BEGIN PROVIDED DATA

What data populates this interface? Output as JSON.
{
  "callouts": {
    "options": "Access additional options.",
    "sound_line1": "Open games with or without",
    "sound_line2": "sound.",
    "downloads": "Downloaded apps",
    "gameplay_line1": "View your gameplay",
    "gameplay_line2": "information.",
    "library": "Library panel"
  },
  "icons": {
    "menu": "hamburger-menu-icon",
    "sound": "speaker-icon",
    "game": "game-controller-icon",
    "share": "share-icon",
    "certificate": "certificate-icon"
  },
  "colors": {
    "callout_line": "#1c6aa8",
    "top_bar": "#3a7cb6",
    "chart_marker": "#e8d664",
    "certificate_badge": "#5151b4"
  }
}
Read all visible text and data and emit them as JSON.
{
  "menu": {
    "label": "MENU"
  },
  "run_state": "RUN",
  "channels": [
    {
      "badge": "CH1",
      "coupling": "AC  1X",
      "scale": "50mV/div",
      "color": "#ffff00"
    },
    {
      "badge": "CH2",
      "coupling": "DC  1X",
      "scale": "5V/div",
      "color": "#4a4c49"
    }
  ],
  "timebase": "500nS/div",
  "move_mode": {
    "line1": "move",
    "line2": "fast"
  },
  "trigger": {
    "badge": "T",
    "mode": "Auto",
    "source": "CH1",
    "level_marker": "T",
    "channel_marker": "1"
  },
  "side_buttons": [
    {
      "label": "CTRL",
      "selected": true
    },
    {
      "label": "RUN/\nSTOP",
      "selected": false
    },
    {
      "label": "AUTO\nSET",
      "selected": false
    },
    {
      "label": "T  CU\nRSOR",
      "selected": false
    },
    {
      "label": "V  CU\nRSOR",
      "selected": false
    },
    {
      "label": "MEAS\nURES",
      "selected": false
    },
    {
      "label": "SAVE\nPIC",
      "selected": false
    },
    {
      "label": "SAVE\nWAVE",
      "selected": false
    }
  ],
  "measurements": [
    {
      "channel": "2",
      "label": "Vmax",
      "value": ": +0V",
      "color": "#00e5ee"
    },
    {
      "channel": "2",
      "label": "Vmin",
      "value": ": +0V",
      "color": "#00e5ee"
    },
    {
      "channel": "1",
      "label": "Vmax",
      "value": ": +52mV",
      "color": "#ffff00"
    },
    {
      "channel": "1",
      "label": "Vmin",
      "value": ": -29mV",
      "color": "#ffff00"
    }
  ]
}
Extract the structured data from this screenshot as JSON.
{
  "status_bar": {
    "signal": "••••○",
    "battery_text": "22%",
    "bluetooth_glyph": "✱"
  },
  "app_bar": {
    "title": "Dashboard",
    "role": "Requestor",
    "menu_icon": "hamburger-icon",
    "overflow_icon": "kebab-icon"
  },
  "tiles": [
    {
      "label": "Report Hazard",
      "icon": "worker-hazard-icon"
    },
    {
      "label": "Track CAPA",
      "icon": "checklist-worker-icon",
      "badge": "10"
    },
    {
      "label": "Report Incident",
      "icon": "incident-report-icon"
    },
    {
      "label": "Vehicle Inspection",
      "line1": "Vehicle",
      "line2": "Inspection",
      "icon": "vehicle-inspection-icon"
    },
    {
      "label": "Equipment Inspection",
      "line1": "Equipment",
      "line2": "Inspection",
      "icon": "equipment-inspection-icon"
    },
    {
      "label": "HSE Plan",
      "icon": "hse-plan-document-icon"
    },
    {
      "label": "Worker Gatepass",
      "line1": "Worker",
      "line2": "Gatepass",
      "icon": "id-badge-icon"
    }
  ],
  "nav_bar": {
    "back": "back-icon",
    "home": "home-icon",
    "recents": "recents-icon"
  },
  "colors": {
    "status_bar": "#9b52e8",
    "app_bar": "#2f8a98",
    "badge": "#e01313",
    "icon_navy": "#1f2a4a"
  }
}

END PROVIDED DATA

EXERCISE DESCRIPTION:
Make an exact copy of every line in the data.

THE RESULT:
What data populates this interface? Output as JSON.
{
  "callouts": {
    "options": "Access additional options.",
    "sound_line1": "Open games with or without",
    "sound_line2": "sound.",
    "downloads": "Downloaded apps",
    "gameplay_line1": "View your gameplay",
    "gameplay_line2": "information.",
    "library": "Library panel"
  },
  "icons": {
    "menu": "hamburger-menu-icon",
    "sound": "speaker-icon",
    "game": "game-controller-icon",
    "share": "share-icon",
    "certificate": "certificate-icon"
  },
  "colors": {
    "callout_line": "#1c6aa8",
    "top_bar": "#3a7cb6",
    "chart_marker": "#e8d664",
    "certificate_badge": "#5151b4"
  }
}
Read all visible text and data and emit them as JSON.
{
  "menu": {
    "label": "MENU"
  },
  "run_state": "RUN",
  "channels": [
    {
      "badge": "CH1",
      "coupling": "AC  1X",
      "scale": "50mV/div",
      "color": "#ffff00"
    },
    {
      "badge": "CH2",
      "coupling": "DC  1X",
      "scale": "5V/div",
      "color": "#4a4c49"
    }
  ],
  "timebase": "500nS/div",
  "move_mode": {
    "line1": "move",
    "line2": "fast"
  },
  "trigger": {
    "badge": "T",
    "mode": "Auto",
    "source": "CH1",
    "level_marker": "T",
    "channel_marker": "1"
  },
  "side_buttons": [
    {
      "label": "CTRL",
      "selected": true
    },
    {
      "label": "RUN/\nSTOP",
      "selected": false
    },
    {
      "label": "AUTO\nSET",
      "selected": false
    },
    {
      "label": "T  CU\nRSOR",
      "selected": false
    },
    {
      "label": "V  CU\nRSOR",
      "selected": false
    },
    {
      "label": "MEAS\nURES",
      "selected": false
    },
    {
      "label": "SAVE\nPIC",
      "selected": false
    },
    {
      "label": "SAVE\nWAVE",
      "selected": false
    }
  ],
  "measurements": [
    {
      "channel": "2",
      "label": "Vmax",
      "value": ": +0V",
      "color": "#00e5ee"
    },
    {
      "channel": "2",
      "label": "Vmin",
      "value": ": +0V",
      "color": "#00e5ee"
    },
    {
      "channel": "1",
      "label": "Vmax",
      "value": ": +52mV",
      "color": "#ffff00"
    },
    {
      "channel": "1",
      "label": "Vmin",
      "value": ": -29mV",
      "color": "#ffff00"
    }
  ]
}
Extract the structured data from this screenshot as JSON.
{
  "status_bar": {
    "signal": "••••○",
    "battery_text": "22%",
    "bluetooth_glyph": "✱"
  },
  "app_bar": {
    "title": "Dashboard",
    "role": "Requestor",
    "menu_icon": "hamburger-icon",
    "overflow_icon": "kebab-icon"
  },
  "tiles": [
    {
      "label": "Report Hazard",
      "icon": "worker-hazard-icon"
    },
    {
      "label": "Track CAPA",
      "icon": "checklist-worker-icon",
      "badge": "10"
    },
    {
      "label": "Report Incident",
      "icon": "incident-report-icon"
    },
    {
      "label": "Vehicle Inspection",
      "line1": "Vehicle",
      "line2": "Inspection",
      "icon": "vehicle-inspection-icon"
    },
    {
      "label": "Equipment Inspection",
      "line1": "Equipment",
      "line2": "Inspection",
      "icon": "equipment-inspection-icon"
    },
    {
      "label": "HSE Plan",
      "icon": "hse-plan-document-icon"
    },
    {
      "label": "Worker Gatepass",
      "line1": "Worker",
      "line2": "Gatepass",
      "icon": "id-badge-icon"
    }
  ],
  "nav_bar": {
    "back": "back-icon",
    "home": "home-icon",
    "recents": "recents-icon"
  },
  "colors": {
    "status_bar": "#9b52e8",
    "app_bar": "#2f8a98",
    "badge": "#e01313",
    "icon_navy": "#1f2a4a"
  }
}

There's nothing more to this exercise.